§ **DATASET ENTRIES**
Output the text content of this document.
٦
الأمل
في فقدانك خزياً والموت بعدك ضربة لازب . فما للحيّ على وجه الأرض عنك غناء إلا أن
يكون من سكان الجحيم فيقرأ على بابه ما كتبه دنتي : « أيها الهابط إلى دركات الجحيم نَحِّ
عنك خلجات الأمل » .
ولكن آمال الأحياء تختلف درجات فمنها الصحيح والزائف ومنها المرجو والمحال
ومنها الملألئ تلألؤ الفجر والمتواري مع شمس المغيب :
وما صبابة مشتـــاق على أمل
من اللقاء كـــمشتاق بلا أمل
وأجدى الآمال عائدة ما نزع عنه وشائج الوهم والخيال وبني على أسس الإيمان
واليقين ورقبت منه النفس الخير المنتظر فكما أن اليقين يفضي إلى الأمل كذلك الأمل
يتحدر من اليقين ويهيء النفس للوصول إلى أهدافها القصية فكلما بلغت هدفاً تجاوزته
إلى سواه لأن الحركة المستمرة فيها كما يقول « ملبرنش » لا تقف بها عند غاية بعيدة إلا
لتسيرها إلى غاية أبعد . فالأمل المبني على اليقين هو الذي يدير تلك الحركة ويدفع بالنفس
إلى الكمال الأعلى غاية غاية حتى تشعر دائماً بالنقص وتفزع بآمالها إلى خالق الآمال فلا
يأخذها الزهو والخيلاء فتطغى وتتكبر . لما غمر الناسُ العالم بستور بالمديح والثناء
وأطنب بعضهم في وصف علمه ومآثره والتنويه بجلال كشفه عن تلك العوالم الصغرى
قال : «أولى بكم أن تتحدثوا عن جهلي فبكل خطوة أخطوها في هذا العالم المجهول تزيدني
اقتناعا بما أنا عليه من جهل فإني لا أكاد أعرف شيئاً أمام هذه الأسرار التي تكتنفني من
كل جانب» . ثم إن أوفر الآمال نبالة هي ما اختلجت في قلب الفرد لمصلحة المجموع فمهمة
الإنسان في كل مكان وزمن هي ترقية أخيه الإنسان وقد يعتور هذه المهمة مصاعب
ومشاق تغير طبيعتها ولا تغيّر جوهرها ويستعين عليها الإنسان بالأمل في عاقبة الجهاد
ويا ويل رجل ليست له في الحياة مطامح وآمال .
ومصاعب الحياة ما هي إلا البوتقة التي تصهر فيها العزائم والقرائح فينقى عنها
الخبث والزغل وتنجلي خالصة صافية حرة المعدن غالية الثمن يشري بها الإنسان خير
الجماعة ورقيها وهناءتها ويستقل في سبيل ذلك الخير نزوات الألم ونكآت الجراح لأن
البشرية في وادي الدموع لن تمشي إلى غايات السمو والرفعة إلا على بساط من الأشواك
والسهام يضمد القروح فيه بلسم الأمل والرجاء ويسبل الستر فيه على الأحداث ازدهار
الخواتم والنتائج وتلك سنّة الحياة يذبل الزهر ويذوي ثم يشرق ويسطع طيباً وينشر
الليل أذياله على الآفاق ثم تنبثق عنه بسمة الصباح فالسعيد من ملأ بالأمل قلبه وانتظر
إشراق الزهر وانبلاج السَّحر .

§ **WRITTEN EXERCISE**
Faithfully copy every entry, leaving nothing out.

§ **RESPONSE TO THE EXERCISE**
Output the text content of this document.
٦
الأمل
في فقدانك خزياً والموت بعدك ضربة لازب . فما للحيّ على وجه الأرض عنك غناء إلا أن
يكون من سكان الجحيم فيقرأ على بابه ما كتبه دنتي : « أيها الهابط إلى دركات الجحيم نَحِّ
عنك خلجات الأمل » .
ولكن آمال الأحياء تختلف درجات فمنها الصحيح والزائف ومنها المرجو والمحال
ومنها الملألئ تلألؤ الفجر والمتواري مع شمس المغيب :
وما صبابة مشتـــاق على أمل
من اللقاء كـــمشتاق بلا أمل
وأجدى الآمال عائدة ما نزع عنه وشائج الوهم والخيال وبني على أسس الإيمان
واليقين ورقبت منه النفس الخير المنتظر فكما أن اليقين يفضي إلى الأمل كذلك الأمل
يتحدر من اليقين ويهيء النفس للوصول إلى أهدافها القصية فكلما بلغت هدفاً تجاوزته
إلى سواه لأن الحركة المستمرة فيها كما يقول « ملبرنش » لا تقف بها عند غاية بعيدة إلا
لتسيرها إلى غاية أبعد . فالأمل المبني على اليقين هو الذي يدير تلك الحركة ويدفع بالنفس
إلى الكمال الأعلى غاية غاية حتى تشعر دائماً بالنقص وتفزع بآمالها إلى خالق الآمال فلا
يأخذها الزهو والخيلاء فتطغى وتتكبر . لما غمر الناسُ العالم بستور بالمديح والثناء
وأطنب بعضهم في وصف علمه ومآثره والتنويه بجلال كشفه عن تلك العوالم الصغرى
قال : «أولى بكم أن تتحدثوا عن جهلي فبكل خطوة أخطوها في هذا العالم المجهول تزيدني
اقتناعا بما أنا عليه من جهل فإني لا أكاد أعرف شيئاً أمام هذه الأسرار التي تكتنفني من
كل جانب» . ثم إن أوفر الآمال نبالة هي ما اختلجت في قلب الفرد لمصلحة المجموع فمهمة
الإنسان في كل مكان وزمن هي ترقية أخيه الإنسان وقد يعتور هذه المهمة مصاعب
ومشاق تغير طبيعتها ولا تغيّر جوهرها ويستعين عليها الإنسان بالأمل في عاقبة الجهاد
ويا ويل رجل ليست له في الحياة مطامح وآمال .
ومصاعب الحياة ما هي إلا البوتقة التي تصهر فيها العزائم والقرائح فينقى عنها
الخبث والزغل وتنجلي خالصة صافية حرة المعدن غالية الثمن يشري بها الإنسان خير
الجماعة ورقيها وهناءتها ويستقل في سبيل ذلك الخير نزوات الألم ونكآت الجراح لأن
البشرية في وادي الدموع لن تمشي إلى غايات السمو والرفعة إلا على بساط من الأشواك
والسهام يضمد القروح فيه بلسم الأمل والرجاء ويسبل الستر فيه على الأحداث ازدهار
الخواتم والنتائج وتلك سنّة الحياة يذبل الزهر ويذوي ثم يشرق ويسطع طيباً وينشر
الليل أذياله على الآفاق ثم تنبثق عنه بسمة الصباح فالسعيد من ملأ بالأمل قلبه وانتظر
إشراق الزهر وانبلاج السَّحر .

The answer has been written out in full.